Exclude the pictures, then copy all remaining records exactly.
== == ==
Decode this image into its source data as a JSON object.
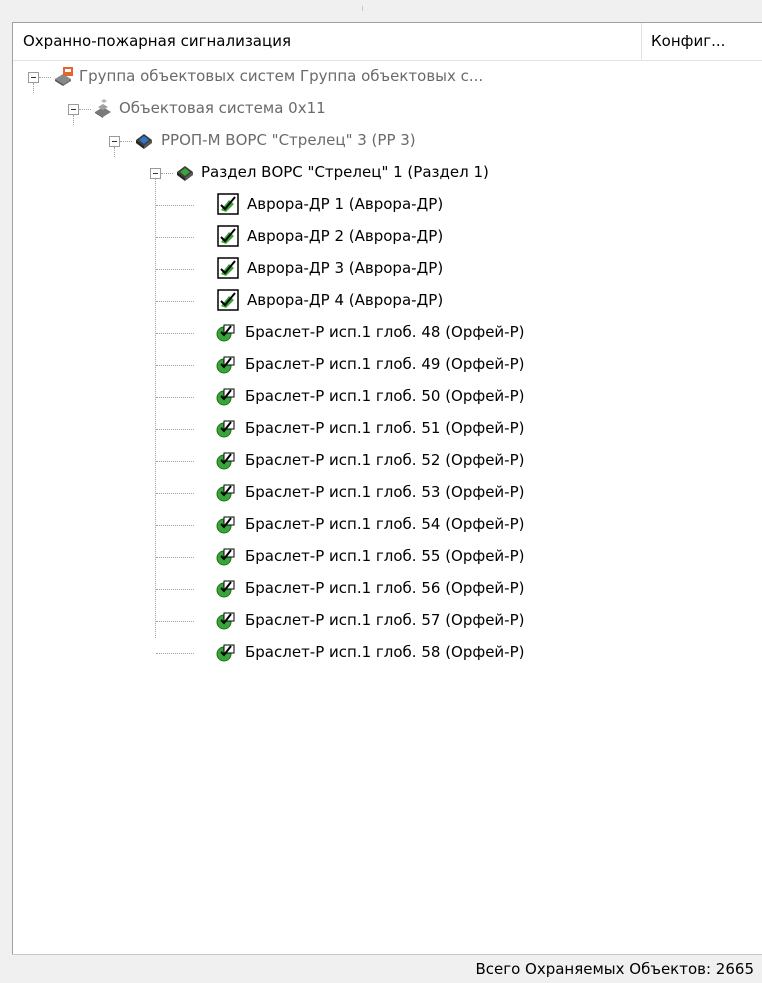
{
  "header": {
    "col1": "Охранно-пожарная сигнализация",
    "col2": "Конфиг..."
  },
  "tree": {
    "group": {
      "label": "Группа объектовых систем Группа объектовых с...",
      "icon": "object-group-icon"
    },
    "system": {
      "label": "Объектовая система 0x11",
      "icon": "object-system-icon"
    },
    "device": {
      "label": "РРОП-М ВОРС \"Стрелец\" 3 (РР 3)",
      "icon": "device-icon"
    },
    "section": {
      "label": "Раздел ВОРС \"Стрелец\" 1 (Раздел 1)",
      "icon": "section-icon"
    },
    "aurora": [
      "Аврора-ДР 1 (Аврора-ДР)",
      "Аврора-ДР 2 (Аврора-ДР)",
      "Аврора-ДР 3 (Аврора-ДР)",
      "Аврора-ДР 4 (Аврора-ДР)"
    ],
    "bracelets": [
      "Браслет-Р исп.1 глоб. 48 (Орфей-Р)",
      "Браслет-Р исп.1 глоб. 49 (Орфей-Р)",
      "Браслет-Р исп.1 глоб. 50 (Орфей-Р)",
      "Браслет-Р исп.1 глоб. 51 (Орфей-Р)",
      "Браслет-Р исп.1 глоб. 52 (Орфей-Р)",
      "Браслет-Р исп.1 глоб. 53 (Орфей-Р)",
      "Браслет-Р исп.1 глоб. 54 (Орфей-Р)",
      "Браслет-Р исп.1 глоб. 55 (Орфей-Р)",
      "Браслет-Р исп.1 глоб. 56 (Орфей-Р)",
      "Браслет-Р исп.1 глоб. 57 (Орфей-Р)",
      "Браслет-Р исп.1 глоб. 58 (Орфей-Р)"
    ]
  },
  "status": {
    "text": "Всего Охраняемых Объектов: 2665"
  },
  "colors": {
    "muted_text": "#6a6a6a",
    "tree_lines": "#a0a0a0",
    "device_green": "#2e8b2e"
  }
}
== == ==
> TASK ANSWER
Decode this image into its source data as a JSON object.
{
  "header": {
    "col1": "Охранно-пожарная сигнализация",
    "col2": "Конфиг..."
  },
  "tree": {
    "group": {
      "label": "Группа объектовых систем Группа объектовых с...",
      "icon": "object-group-icon"
    },
    "system": {
      "label": "Объектовая система 0x11",
      "icon": "object-system-icon"
    },
    "device": {
      "label": "РРОП-М ВОРС \"Стрелец\" 3 (РР 3)",
      "icon": "device-icon"
    },
    "section": {
      "label": "Раздел ВОРС \"Стрелец\" 1 (Раздел 1)",
      "icon": "section-icon"
    },
    "aurora": [
      "Аврора-ДР 1 (Аврора-ДР)",
      "Аврора-ДР 2 (Аврора-ДР)",
      "Аврора-ДР 3 (Аврора-ДР)",
      "Аврора-ДР 4 (Аврора-ДР)"
    ],
    "bracelets": [
      "Браслет-Р исп.1 глоб. 48 (Орфей-Р)",
      "Браслет-Р исп.1 глоб. 49 (Орфей-Р)",
      "Браслет-Р исп.1 глоб. 50 (Орфей-Р)",
      "Браслет-Р исп.1 глоб. 51 (Орфей-Р)",
      "Браслет-Р исп.1 глоб. 52 (Орфей-Р)",
      "Браслет-Р исп.1 глоб. 53 (Орфей-Р)",
      "Браслет-Р исп.1 глоб. 54 (Орфей-Р)",
      "Браслет-Р исп.1 глоб. 55 (Орфей-Р)",
      "Браслет-Р исп.1 глоб. 56 (Орфей-Р)",
      "Браслет-Р исп.1 глоб. 57 (Орфей-Р)",
      "Браслет-Р исп.1 глоб. 58 (Орфей-Р)"
    ]
  },
  "status": {
    "text": "Всего Охраняемых Объектов: 2665"
  },
  "colors": {
    "muted_text": "#6a6a6a",
    "tree_lines": "#a0a0a0",
    "device_green": "#2e8b2e"
  }
}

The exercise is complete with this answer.